--- Start ---
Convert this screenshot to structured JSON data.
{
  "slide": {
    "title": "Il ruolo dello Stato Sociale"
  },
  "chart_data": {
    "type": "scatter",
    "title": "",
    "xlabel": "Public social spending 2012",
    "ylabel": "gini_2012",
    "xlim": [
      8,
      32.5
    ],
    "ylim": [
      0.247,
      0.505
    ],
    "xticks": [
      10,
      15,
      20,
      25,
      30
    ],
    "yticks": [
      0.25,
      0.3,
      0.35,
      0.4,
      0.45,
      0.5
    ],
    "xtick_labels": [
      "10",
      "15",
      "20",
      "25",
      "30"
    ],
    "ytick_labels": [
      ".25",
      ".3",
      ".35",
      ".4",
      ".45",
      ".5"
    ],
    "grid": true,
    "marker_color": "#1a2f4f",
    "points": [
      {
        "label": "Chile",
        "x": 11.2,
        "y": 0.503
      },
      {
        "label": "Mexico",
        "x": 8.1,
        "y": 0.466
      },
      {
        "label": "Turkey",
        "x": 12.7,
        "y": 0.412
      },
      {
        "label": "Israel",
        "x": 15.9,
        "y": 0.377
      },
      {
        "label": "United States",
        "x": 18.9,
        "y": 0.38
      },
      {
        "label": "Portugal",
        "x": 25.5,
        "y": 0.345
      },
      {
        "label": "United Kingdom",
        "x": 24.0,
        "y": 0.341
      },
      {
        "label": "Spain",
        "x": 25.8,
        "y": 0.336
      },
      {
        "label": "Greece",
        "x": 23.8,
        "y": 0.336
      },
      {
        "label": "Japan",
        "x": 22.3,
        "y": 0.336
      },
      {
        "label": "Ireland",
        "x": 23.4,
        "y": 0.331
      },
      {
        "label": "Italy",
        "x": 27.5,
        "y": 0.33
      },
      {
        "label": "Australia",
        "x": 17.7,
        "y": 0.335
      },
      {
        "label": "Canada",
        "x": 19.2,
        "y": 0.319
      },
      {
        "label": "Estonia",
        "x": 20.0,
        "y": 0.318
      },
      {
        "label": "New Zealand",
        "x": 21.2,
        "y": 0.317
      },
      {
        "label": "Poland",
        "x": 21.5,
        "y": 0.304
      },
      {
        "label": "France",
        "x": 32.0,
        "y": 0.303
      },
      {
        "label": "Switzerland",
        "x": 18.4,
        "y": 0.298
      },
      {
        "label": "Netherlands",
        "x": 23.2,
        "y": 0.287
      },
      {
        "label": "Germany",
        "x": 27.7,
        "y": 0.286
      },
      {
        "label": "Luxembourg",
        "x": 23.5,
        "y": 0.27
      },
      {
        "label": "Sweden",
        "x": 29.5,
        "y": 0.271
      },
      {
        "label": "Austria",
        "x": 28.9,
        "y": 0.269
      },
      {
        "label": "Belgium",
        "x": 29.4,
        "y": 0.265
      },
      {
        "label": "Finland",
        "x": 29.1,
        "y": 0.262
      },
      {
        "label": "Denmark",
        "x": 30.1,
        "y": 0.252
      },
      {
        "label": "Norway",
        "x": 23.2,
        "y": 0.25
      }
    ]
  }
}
--- End ---
## To be done:
Copy every line of the records word for word.

## Answer to this exercise:
Convert this screenshot to structured JSON data.
{
  "slide": {
    "title": "Il ruolo dello Stato Sociale"
  },
  "chart_data": {
    "type": "scatter",
    "title": "",
    "xlabel": "Public social spending 2012",
    "ylabel": "gini_2012",
    "xlim": [
      8,
      32.5
    ],
    "ylim": [
      0.247,
      0.505
    ],
    "xticks": [
      10,
      15,
      20,
      25,
      30
    ],
    "yticks": [
      0.25,
      0.3,
      0.35,
      0.4,
      0.45,
      0.5
    ],
    "xtick_labels": [
      "10",
      "15",
      "20",
      "25",
      "30"
    ],
    "ytick_labels": [
      ".25",
      ".3",
      ".35",
      ".4",
      ".45",
      ".5"
    ],
    "grid": true,
    "marker_color": "#1a2f4f",
    "points": [
      {
        "label": "Chile",
        "x": 11.2,
        "y": 0.503
      },
      {
        "label": "Mexico",
        "x": 8.1,
        "y": 0.466
      },
      {
        "label": "Turkey",
        "x": 12.7,
        "y": 0.412
      },
      {
        "label": "Israel",
        "x": 15.9,
        "y": 0.377
      },
      {
        "label": "United States",
        "x": 18.9,
        "y": 0.38
      },
      {
        "label": "Portugal",
        "x": 25.5,
        "y": 0.345
      },
      {
        "label": "United Kingdom",
        "x": 24.0,
        "y": 0.341
      },
      {
        "label": "Spain",
        "x": 25.8,
        "y": 0.336
      },
      {
        "label": "Greece",
        "x": 23.8,
        "y": 0.336
      },
      {
        "label": "Japan",
        "x": 22.3,
        "y": 0.336
      },
      {
        "label": "Ireland",
        "x": 23.4,
        "y": 0.331
      },
      {
        "label": "Italy",
        "x": 27.5,
        "y": 0.33
      },
      {
        "label": "Australia",
        "x": 17.7,
        "y": 0.335
      },
      {
        "label": "Canada",
        "x": 19.2,
        "y": 0.319
      },
      {
        "label": "Estonia",
        "x": 20.0,
        "y": 0.318
      },
      {
        "label": "New Zealand",
        "x": 21.2,
        "y": 0.317
      },
      {
        "label": "Poland",
        "x": 21.5,
        "y": 0.304
      },
      {
        "label": "France",
        "x": 32.0,
        "y": 0.303
      },
      {
        "label": "Switzerland",
        "x": 18.4,
        "y": 0.298
      },
      {
        "label": "Netherlands",
        "x": 23.2,
        "y": 0.287
      },
      {
        "label": "Germany",
        "x": 27.7,
        "y": 0.286
      },
      {
        "label": "Luxembourg",
        "x": 23.5,
        "y": 0.27
      },
      {
        "label": "Sweden",
        "x": 29.5,
        "y": 0.271
      },
      {
        "label": "Austria",
        "x": 28.9,
        "y": 0.269
      },
      {
        "label": "Belgium",
        "x": 29.4,
        "y": 0.265
      },
      {
        "label": "Finland",
        "x": 29.1,
        "y": 0.262
      },
      {
        "label": "Denmark",
        "x": 30.1,
        "y": 0.252
      },
      {
        "label": "Norway",
        "x": 23.2,
        "y": 0.25
      }
    ]
  }
}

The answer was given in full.